**AIM OF THE EXERCISE**. List each line of the data that holds the word "trouver".

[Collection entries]
↓↓↓

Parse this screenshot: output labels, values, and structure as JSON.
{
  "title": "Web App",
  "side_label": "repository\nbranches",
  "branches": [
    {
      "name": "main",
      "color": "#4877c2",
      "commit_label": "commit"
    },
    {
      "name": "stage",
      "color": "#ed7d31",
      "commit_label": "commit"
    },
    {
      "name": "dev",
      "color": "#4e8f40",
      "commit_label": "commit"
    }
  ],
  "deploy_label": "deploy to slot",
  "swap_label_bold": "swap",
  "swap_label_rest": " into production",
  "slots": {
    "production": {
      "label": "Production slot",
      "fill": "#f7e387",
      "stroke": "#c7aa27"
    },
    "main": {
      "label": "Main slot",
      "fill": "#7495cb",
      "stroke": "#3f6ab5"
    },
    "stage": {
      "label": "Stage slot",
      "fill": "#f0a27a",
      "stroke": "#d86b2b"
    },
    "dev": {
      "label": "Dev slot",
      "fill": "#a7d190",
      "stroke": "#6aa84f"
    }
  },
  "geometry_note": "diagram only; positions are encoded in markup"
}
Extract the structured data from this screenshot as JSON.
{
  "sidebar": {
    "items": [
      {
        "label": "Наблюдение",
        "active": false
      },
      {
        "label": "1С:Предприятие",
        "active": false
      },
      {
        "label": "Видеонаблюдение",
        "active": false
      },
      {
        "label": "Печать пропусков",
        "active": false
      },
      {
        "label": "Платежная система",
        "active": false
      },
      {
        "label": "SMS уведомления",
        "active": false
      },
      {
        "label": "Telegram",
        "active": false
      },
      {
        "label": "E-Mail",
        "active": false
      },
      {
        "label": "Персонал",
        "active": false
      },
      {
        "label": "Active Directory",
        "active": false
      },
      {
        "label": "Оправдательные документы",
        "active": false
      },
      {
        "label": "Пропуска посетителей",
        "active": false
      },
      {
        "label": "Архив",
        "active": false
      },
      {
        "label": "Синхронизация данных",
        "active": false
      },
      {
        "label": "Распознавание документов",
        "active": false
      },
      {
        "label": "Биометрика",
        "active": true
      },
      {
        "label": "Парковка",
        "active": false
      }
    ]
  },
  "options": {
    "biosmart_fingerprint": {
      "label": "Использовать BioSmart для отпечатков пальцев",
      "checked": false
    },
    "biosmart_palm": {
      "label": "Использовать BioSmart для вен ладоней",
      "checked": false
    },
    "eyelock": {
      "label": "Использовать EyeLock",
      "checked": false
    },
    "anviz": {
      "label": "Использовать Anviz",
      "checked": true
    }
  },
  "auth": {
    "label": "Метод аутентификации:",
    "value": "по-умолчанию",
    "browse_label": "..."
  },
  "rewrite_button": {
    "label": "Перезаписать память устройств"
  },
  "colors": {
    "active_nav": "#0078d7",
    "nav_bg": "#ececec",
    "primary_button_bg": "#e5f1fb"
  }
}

↑↑↑
↓↓↓

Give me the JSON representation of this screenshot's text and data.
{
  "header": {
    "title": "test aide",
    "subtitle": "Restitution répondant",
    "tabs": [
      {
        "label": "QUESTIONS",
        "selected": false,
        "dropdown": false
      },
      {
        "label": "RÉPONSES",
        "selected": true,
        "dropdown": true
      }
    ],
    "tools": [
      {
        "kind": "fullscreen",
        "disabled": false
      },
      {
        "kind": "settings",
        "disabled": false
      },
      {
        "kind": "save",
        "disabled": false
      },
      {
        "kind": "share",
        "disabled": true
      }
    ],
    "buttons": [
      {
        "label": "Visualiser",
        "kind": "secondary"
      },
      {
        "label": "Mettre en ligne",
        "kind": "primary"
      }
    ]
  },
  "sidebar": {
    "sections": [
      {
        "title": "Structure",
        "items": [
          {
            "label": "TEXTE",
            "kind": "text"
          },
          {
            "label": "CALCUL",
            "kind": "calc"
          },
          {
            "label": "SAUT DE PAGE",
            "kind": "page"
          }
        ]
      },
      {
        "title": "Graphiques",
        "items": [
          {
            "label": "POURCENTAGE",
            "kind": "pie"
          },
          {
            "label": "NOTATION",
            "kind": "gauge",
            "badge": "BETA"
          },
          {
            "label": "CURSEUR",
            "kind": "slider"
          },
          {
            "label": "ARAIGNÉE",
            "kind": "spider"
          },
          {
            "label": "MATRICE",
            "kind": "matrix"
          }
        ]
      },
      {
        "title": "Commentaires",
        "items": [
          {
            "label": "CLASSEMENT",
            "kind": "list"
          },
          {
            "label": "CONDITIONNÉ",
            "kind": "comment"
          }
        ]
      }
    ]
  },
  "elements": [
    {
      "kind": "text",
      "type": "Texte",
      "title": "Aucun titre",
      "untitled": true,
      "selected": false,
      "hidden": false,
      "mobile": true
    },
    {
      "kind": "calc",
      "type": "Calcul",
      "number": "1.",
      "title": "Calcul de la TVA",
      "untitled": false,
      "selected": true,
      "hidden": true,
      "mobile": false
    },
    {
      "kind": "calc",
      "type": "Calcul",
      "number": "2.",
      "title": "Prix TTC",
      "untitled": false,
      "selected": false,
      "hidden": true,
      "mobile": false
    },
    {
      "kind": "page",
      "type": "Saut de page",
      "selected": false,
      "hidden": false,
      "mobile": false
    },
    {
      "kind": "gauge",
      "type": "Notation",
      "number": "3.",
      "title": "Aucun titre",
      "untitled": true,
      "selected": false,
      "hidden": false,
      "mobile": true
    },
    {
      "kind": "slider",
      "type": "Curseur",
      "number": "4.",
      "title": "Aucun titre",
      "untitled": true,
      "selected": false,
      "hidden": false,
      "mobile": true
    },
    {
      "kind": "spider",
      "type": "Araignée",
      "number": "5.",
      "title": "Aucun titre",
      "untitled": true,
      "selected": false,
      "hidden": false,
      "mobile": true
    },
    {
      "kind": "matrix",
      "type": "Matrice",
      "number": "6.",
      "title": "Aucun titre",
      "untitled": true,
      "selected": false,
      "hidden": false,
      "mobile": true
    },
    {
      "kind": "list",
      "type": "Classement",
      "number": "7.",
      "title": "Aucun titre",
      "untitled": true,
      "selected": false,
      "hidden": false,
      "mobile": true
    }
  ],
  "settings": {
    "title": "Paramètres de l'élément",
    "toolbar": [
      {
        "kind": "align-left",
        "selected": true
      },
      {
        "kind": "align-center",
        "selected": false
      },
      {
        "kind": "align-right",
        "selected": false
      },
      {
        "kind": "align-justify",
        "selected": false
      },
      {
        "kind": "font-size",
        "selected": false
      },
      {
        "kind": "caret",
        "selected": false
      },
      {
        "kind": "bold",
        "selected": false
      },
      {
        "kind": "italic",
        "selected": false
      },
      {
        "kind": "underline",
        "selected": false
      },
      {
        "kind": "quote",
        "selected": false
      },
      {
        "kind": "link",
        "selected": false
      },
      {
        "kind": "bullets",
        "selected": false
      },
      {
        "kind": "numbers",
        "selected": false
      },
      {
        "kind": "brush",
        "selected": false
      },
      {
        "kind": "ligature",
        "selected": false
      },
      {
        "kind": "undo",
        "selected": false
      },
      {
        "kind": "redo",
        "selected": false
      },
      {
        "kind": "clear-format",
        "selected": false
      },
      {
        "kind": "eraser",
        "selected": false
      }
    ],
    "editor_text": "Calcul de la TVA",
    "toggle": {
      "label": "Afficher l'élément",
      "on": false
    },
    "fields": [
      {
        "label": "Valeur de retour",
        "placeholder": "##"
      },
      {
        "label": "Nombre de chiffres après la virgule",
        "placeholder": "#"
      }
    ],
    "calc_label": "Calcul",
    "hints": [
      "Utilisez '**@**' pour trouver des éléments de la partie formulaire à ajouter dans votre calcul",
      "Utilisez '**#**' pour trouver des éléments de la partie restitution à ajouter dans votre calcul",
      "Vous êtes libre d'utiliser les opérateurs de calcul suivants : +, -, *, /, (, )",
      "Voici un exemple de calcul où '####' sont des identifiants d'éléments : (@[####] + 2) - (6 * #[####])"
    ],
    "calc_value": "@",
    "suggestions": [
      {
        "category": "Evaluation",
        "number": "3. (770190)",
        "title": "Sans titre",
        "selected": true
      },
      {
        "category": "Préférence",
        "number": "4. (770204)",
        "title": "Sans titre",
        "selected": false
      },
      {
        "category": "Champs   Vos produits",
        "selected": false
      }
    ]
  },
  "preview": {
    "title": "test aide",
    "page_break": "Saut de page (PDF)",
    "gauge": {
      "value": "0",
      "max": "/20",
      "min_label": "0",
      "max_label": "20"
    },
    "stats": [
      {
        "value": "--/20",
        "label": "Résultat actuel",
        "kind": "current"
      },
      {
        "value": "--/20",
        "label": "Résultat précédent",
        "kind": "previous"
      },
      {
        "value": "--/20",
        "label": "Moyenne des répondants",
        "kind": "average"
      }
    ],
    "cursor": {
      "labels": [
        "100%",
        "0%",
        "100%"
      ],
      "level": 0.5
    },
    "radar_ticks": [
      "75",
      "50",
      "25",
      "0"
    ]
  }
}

↑↑↑

**OUTPUT**.
      "Utilisez '**@**' pour trouver des éléments de la partie formulaire à ajouter dans votre calcul",
      "Utilisez '**#**' pour trouver des éléments de la partie restitution à ajouter dans votre calcul",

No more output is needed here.